[START OF Records shown]

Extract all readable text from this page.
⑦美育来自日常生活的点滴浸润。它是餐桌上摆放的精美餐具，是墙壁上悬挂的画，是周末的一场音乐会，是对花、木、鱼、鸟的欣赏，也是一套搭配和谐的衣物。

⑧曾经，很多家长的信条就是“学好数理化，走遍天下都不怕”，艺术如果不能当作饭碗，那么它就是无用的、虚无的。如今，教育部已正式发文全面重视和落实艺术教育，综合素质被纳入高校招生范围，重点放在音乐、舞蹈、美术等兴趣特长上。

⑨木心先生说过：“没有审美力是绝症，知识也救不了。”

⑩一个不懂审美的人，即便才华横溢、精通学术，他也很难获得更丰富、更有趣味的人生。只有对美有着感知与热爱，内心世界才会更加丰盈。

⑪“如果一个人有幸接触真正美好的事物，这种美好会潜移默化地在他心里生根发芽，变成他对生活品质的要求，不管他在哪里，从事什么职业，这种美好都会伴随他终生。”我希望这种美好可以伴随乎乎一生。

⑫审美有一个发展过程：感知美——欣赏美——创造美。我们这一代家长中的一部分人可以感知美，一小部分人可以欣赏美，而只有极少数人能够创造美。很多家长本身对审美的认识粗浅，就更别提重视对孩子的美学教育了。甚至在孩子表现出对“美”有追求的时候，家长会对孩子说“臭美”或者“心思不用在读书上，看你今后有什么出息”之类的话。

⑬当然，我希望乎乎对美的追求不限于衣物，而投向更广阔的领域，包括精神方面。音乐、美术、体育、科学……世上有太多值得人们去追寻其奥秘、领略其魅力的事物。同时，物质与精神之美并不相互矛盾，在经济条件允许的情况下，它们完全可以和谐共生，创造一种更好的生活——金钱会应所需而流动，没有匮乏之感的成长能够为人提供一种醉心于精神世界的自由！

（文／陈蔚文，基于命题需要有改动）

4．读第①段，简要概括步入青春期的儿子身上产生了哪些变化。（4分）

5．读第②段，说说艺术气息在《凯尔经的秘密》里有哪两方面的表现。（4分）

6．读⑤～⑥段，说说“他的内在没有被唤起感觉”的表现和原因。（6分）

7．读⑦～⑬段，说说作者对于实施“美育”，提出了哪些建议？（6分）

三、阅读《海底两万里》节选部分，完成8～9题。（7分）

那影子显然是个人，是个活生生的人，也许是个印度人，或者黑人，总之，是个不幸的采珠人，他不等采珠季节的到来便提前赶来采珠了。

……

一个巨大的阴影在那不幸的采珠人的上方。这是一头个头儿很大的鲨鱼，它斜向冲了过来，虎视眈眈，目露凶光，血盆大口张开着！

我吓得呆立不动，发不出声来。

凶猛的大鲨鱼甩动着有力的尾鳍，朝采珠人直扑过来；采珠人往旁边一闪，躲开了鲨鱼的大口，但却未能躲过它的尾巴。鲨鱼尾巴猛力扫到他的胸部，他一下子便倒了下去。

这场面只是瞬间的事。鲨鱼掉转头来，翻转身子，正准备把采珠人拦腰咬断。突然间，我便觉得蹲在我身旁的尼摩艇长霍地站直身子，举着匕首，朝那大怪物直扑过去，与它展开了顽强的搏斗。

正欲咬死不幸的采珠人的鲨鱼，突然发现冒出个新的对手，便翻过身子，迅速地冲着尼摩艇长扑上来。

[END OF Records shown]

**What to work on**.
Working from the material above, retype it in its entirety without change.

**Response for this exercise**.
Extract all readable text from this page.
⑦美育来自日常生活的点滴浸润。它是餐桌上摆放的精美餐具，是墙壁上悬挂的画，是周末的一场音乐会，是对花、木、鱼、鸟的欣赏，也是一套搭配和谐的衣物。

⑧曾经，很多家长的信条就是“学好数理化，走遍天下都不怕”，艺术如果不能当作饭碗，那么它就是无用的、虚无的。如今，教育部已正式发文全面重视和落实艺术教育，综合素质被纳入高校招生范围，重点放在音乐、舞蹈、美术等兴趣特长上。

⑨木心先生说过：“没有审美力是绝症，知识也救不了。”

⑩一个不懂审美的人，即便才华横溢、精通学术，他也很难获得更丰富、更有趣味的人生。只有对美有着感知与热爱，内心世界才会更加丰盈。

⑪“如果一个人有幸接触真正美好的事物，这种美好会潜移默化地在他心里生根发芽，变成他对生活品质的要求，不管他在哪里，从事什么职业，这种美好都会伴随他终生。”我希望这种美好可以伴随乎乎一生。

⑫审美有一个发展过程：感知美——欣赏美——创造美。我们这一代家长中的一部分人可以感知美，一小部分人可以欣赏美，而只有极少数人能够创造美。很多家长本身对审美的认识粗浅，就更别提重视对孩子的美学教育了。甚至在孩子表现出对“美”有追求的时候，家长会对孩子说“臭美”或者“心思不用在读书上，看你今后有什么出息”之类的话。

⑬当然，我希望乎乎对美的追求不限于衣物，而投向更广阔的领域，包括精神方面。音乐、美术、体育、科学……世上有太多值得人们去追寻其奥秘、领略其魅力的事物。同时，物质与精神之美并不相互矛盾，在经济条件允许的情况下，它们完全可以和谐共生，创造一种更好的生活——金钱会应所需而流动，没有匮乏之感的成长能够为人提供一种醉心于精神世界的自由！

（文／陈蔚文，基于命题需要有改动）

4．读第①段，简要概括步入青春期的儿子身上产生了哪些变化。（4分）

5．读第②段，说说艺术气息在《凯尔经的秘密》里有哪两方面的表现。（4分）

6．读⑤～⑥段，说说“他的内在没有被唤起感觉”的表现和原因。（6分）

7．读⑦～⑬段，说说作者对于实施“美育”，提出了哪些建议？（6分）

三、阅读《海底两万里》节选部分，完成8～9题。（7分）

那影子显然是个人，是个活生生的人，也许是个印度人，或者黑人，总之，是个不幸的采珠人，他不等采珠季节的到来便提前赶来采珠了。

……

一个巨大的阴影在那不幸的采珠人的上方。这是一头个头儿很大的鲨鱼，它斜向冲了过来，虎视眈眈，目露凶光，血盆大口张开着！

我吓得呆立不动，发不出声来。

凶猛的大鲨鱼甩动着有力的尾鳍，朝采珠人直扑过来；采珠人往旁边一闪，躲开了鲨鱼的大口，但却未能躲过它的尾巴。鲨鱼尾巴猛力扫到他的胸部，他一下子便倒了下去。

这场面只是瞬间的事。鲨鱼掉转头来，翻转身子，正准备把采珠人拦腰咬断。突然间，我便觉得蹲在我身旁的尼摩艇长霍地站直身子，举着匕首，朝那大怪物直扑过去，与它展开了顽强的搏斗。

正欲咬死不幸的采珠人的鲨鱼，突然发现冒出个新的对手，便翻过身子，迅速地冲着尼摩艇长扑上来。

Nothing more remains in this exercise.